Segment Start: TEXT PASSAGE

Language-based personalization lets you send a single campaign that adjusts to match the preferred language of each recipient, which sure beats creating 15 or more campaigns for every message, or worse, sending messages in a language your customers don’t speak or prefer. That’s a big deal—especially when you consider that 55% of people will only make a purchase if the message they receive about it is in their native language.

Imagine that CalorieRocket is active in both Spain and the United Kingdom. Normally, if you wanted to let your customers in both countries know about the app’s new one-touch ordering system, you’d need to send one campaign in English for customers in the United Kingdom, as well as three additional campaigns for your Castilian, Catalan and Basque-speaking Spanish customers. But if you personalize your outreach based on language, you can send one campaign that automatically adjusts based on each recipient’s language—so you don’t have to worry that someone in Barcelona just received a push notification they can’t understand.

Segment End: TEXT PASSAGE
Segment Start: GIVEN RECORDS

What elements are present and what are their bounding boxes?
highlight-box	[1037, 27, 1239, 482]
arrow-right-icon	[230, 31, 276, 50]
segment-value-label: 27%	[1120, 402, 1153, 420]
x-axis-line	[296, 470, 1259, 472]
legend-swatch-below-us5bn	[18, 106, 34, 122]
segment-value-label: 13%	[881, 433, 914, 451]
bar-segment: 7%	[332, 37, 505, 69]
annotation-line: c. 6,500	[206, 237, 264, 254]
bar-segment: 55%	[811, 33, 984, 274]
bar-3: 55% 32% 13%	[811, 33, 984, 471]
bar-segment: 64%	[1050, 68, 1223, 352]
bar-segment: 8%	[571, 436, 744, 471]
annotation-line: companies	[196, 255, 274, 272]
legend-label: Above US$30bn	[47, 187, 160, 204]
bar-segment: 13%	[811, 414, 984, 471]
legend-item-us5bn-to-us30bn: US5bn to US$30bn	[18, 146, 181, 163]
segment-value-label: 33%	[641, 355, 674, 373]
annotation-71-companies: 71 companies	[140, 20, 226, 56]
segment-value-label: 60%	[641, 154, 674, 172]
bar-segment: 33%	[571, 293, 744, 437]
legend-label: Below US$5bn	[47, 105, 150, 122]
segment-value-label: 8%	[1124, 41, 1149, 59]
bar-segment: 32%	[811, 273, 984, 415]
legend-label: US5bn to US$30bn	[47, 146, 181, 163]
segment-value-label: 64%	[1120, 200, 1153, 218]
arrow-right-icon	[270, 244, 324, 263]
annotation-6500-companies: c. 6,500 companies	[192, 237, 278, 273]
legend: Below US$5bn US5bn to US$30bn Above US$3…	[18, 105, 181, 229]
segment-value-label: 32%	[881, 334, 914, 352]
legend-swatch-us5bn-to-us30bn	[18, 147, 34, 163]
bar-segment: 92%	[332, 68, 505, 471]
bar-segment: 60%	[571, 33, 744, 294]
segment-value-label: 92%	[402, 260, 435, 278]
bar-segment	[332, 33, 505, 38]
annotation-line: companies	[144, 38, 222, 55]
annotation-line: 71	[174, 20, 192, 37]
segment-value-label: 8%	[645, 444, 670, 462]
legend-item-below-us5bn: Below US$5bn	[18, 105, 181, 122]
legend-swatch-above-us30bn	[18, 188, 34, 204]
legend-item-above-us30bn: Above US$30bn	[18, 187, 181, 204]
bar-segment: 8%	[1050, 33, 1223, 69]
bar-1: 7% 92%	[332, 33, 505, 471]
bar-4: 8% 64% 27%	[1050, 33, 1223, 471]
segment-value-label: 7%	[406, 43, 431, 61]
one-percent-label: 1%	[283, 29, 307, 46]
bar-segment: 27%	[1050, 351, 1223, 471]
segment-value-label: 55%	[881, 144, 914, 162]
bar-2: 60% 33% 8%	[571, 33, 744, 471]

Segment End: GIVEN RECORDS

**WHAT TO WORK ON:**
(1) From the text on language-based personalization, write out the portion starting with "Imagine that CalorieRocket" and going on through "they can’t understand.".
(2) In the passage on language-based personalization, what percentage of people will only make a purchase if the message about it is in their native language?
(3) Resume the text on language-based personalization after its last sentence.

**RESULTS OF THE EXERCISE:**
(1)
Imagine that CalorieRocket is active in both Spain and the United Kingdom. Normally, if you wanted to let your customers in both countries know about the app’s new one-touch ordering system, you’d need to send one campaign in English for customers in the United Kingdom, as well as three additional campaigns for your Castilian, Catalan and Basque-speaking Spanish customers. But if you personalize your outreach based on language, you can send one campaign that automatically adjusts based on each recipient’s language—so you don’t have to worry that someone in Barcelona just received a push notification they can’t understand.

(2) 55%

(3)
Don’t be a creep: Be careful about sending messages in languages you don’t speak. It’s easy to accidentally use words or make references that customers will find unsettling or offensive if you’re not familiar with a recipient’s language or culture.

Dynamic Content

By using dynamic content to individually customize messages with information from third-party sources, like public APIs, or your own servers, you can send campaigns that incorporate real-time information, such as weather updates or movie listings. That lets you use your brand’s complete knowledge of your customers—including information that may not be contained in their profiles—to make the messages you send more relevant and useful to the people receiving them.

Imagine that CalorieRocket sends emails to reach customers who haven’t made an order in the last two weeks. By personalizing with dynamic content, you can add individualized food suggestions from CalorieRocket’s in-house recommendation engine, making the re-engagement messages individually relevant and valuable.

Don’t be a creep: If you’re using information that customers have agreed to share (preferred foods, favorite restaurants, etc.) to power your use of personalized dynamic content, it shouldn’t raise any eyebrows. But some customers may find your outreach invasive if the dynamic content you include is based on something they didn’t realize you had access to, so be thoughtful when using this kind of personalization.

Delivery Time

This one’s a little different. Delivery time personalization uses data about each recipient’s engagement with previous outreach to ensure that every customer receives your message at the time when they’re most likely to engage.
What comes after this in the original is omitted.